---------- Stored rows

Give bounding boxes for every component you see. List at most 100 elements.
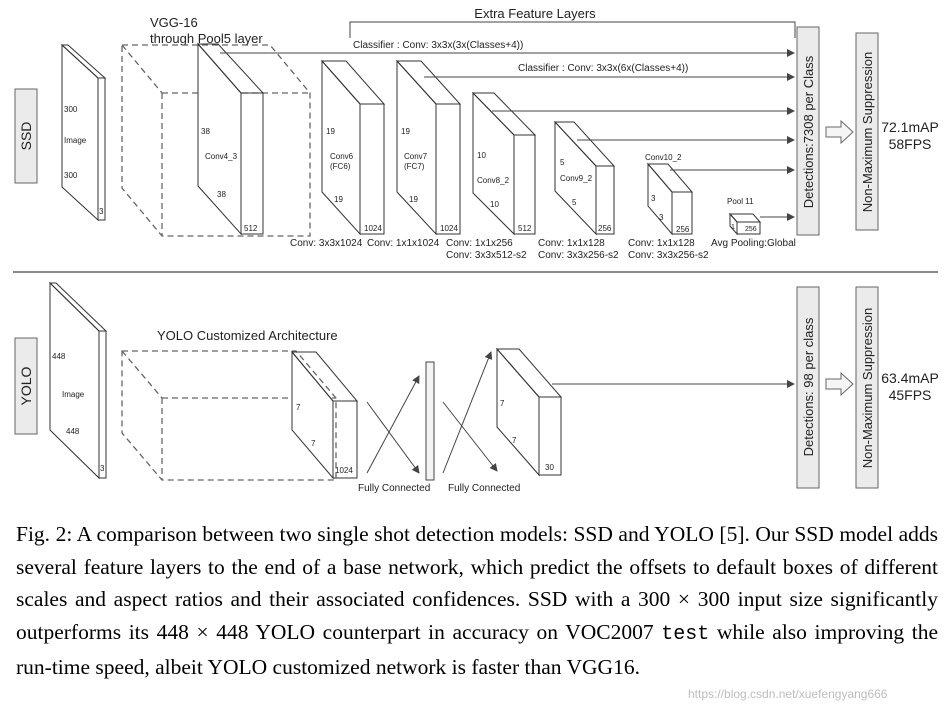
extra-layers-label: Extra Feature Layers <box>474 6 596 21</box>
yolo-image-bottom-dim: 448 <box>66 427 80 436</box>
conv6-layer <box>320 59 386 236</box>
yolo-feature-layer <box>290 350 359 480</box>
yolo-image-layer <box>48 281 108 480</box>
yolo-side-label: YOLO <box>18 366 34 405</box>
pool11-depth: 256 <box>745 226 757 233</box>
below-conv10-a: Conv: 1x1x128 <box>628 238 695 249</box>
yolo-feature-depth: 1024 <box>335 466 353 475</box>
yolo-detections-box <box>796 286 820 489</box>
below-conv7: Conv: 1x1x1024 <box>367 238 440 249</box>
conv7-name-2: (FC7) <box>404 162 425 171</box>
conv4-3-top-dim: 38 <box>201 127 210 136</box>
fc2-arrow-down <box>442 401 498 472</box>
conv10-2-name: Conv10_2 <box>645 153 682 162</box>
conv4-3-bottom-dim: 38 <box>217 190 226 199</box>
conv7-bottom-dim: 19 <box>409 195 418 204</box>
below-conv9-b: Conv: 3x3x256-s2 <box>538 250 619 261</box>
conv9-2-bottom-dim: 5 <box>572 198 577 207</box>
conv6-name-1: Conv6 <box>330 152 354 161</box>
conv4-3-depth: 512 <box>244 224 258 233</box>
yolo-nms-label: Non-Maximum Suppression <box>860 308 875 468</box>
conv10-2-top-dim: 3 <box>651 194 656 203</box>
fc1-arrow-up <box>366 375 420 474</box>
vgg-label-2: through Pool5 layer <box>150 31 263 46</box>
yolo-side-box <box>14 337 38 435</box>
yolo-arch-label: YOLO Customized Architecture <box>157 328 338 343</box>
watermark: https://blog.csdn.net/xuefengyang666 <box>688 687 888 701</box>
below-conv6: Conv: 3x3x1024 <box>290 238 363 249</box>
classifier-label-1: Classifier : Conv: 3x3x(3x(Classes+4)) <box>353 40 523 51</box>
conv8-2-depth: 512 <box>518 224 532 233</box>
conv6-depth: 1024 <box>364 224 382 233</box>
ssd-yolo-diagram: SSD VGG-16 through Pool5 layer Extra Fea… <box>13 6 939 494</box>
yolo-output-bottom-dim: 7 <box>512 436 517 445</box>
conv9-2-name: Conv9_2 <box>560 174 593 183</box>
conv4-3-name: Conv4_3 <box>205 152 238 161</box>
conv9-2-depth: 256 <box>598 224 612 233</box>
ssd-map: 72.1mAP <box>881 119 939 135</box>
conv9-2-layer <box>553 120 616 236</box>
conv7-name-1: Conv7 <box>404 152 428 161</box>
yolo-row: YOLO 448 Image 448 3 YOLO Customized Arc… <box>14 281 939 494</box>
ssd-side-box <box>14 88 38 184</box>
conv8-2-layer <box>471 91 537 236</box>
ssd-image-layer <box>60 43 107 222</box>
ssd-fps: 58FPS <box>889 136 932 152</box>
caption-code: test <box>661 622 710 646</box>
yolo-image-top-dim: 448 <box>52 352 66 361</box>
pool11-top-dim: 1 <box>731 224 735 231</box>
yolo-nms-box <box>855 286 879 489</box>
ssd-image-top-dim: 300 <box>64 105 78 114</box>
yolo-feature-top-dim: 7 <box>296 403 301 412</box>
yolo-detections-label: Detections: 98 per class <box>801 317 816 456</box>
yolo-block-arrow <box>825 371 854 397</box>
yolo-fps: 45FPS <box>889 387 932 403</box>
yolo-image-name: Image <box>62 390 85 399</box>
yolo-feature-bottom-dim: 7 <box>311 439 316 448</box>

--------------------

■ **Exercise instructions**
Format the lines of the records as a numbered list, skipping any blank lines and omitting the pictures.

■ **Completed exercise**
1. Give bounding boxes for every component you see. List at most 100 elements.
2. extra-layers-label: Extra Feature Layers <box>474 6 596 21</box>
3. yolo-image-bottom-dim: 448 <box>66 427 80 436</box>
4. conv6-layer <box>320 59 386 236</box>
5. yolo-feature-layer <box>290 350 359 480</box>
6. yolo-image-layer <box>48 281 108 480</box>
7. yolo-side-label: YOLO <box>18 366 34 405</box>
8. pool11-depth: 256 <box>745 226 757 233</box>
9. below-conv10-a: Conv: 1x1x128 <box>628 238 695 249</box>
10. yolo-feature-depth: 1024 <box>335 466 353 475</box>
11. yolo-detections-box <box>796 286 820 489</box>
12. below-conv7: Conv: 1x1x1024 <box>367 238 440 249</box>
13. conv7-name-2: (FC7) <box>404 162 425 171</box>
14. conv4-3-top-dim: 38 <box>201 127 210 136</box>
15. fc2-arrow-down <box>442 401 498 472</box>
16. conv10-2-name: Conv10_2 <box>645 153 682 162</box>
17. conv4-3-bottom-dim: 38 <box>217 190 226 199</box>
18. conv7-bottom-dim: 19 <box>409 195 418 204</box>
19. below-conv9-b: Conv: 3x3x256-s2 <box>538 250 619 261</box>
20. conv9-2-bottom-dim: 5 <box>572 198 577 207</box>
21. conv6-name-1: Conv6 <box>330 152 354 161</box>
22. conv4-3-depth: 512 <box>244 224 258 233</box>
23. yolo-nms-label: Non-Maximum Suppression <box>860 308 875 468</box>
24. conv10-2-top-dim: 3 <box>651 194 656 203</box>
25. fc1-arrow-up <box>366 375 420 474</box>
26. vgg-label-2: through Pool5 layer <box>150 31 263 46</box>
27. yolo-side-box <box>14 337 38 435</box>
28. yolo-arch-label: YOLO Customized Architecture <box>157 328 338 343</box>
29. watermark: https://blog.csdn.net/xuefengyang666 <box>688 687 888 701</box>
30. below-conv6: Conv: 3x3x1024 <box>290 238 363 249</box>
31. classifier-label-1: Classifier : Conv: 3x3x(3x(Classes+4)) <box>353 40 523 51</box>
32. conv8-2-depth: 512 <box>518 224 532 233</box>
33. conv6-depth: 1024 <box>364 224 382 233</box>
34. ssd-yolo-diagram: SSD VGG-16 through Pool5 layer Extra Fea… <box>13 6 939 494</box>
35. yolo-output-bottom-dim: 7 <box>512 436 517 445</box>
36. conv9-2-name: Conv9_2 <box>560 174 593 183</box>
37. conv4-3-name: Conv4_3 <box>205 152 238 161</box>
38. conv9-2-depth: 256 <box>598 224 612 233</box>
39. ssd-map: 72.1mAP <box>881 119 939 135</box>
40. conv9-2-layer <box>553 120 616 236</box>
41. conv7-name-1: Conv7 <box>404 152 428 161</box>
42. yolo-row: YOLO 448 Image 448 3 YOLO Customized Arc… <box>14 281 939 494</box>
43. ssd-side-box <box>14 88 38 184</box>
44. conv8-2-layer <box>471 91 537 236</box>
45. ssd-image-layer <box>60 43 107 222</box>
46. ssd-fps: 58FPS <box>889 136 932 152</box>
47. caption-code: test <box>661 622 710 646</box>
48. yolo-image-top-dim: 448 <box>52 352 66 361</box>
49. pool11-top-dim: 1 <box>731 224 735 231</box>
50. yolo-nms-box <box>855 286 879 489</box>
51. ssd-image-top-dim: 300 <box>64 105 78 114</box>
52. yolo-feature-top-dim: 7 <box>296 403 301 412</box>
53. yolo-detections-label: Detections: 98 per class <box>801 317 816 456</box>
54. yolo-block-arrow <box>825 371 854 397</box>
55. yolo-fps: 45FPS <box>889 387 932 403</box>
56. yolo-image-name: Image <box>62 390 85 399</box>
57. yolo-feature-bottom-dim: 7 <box>311 439 316 448</box>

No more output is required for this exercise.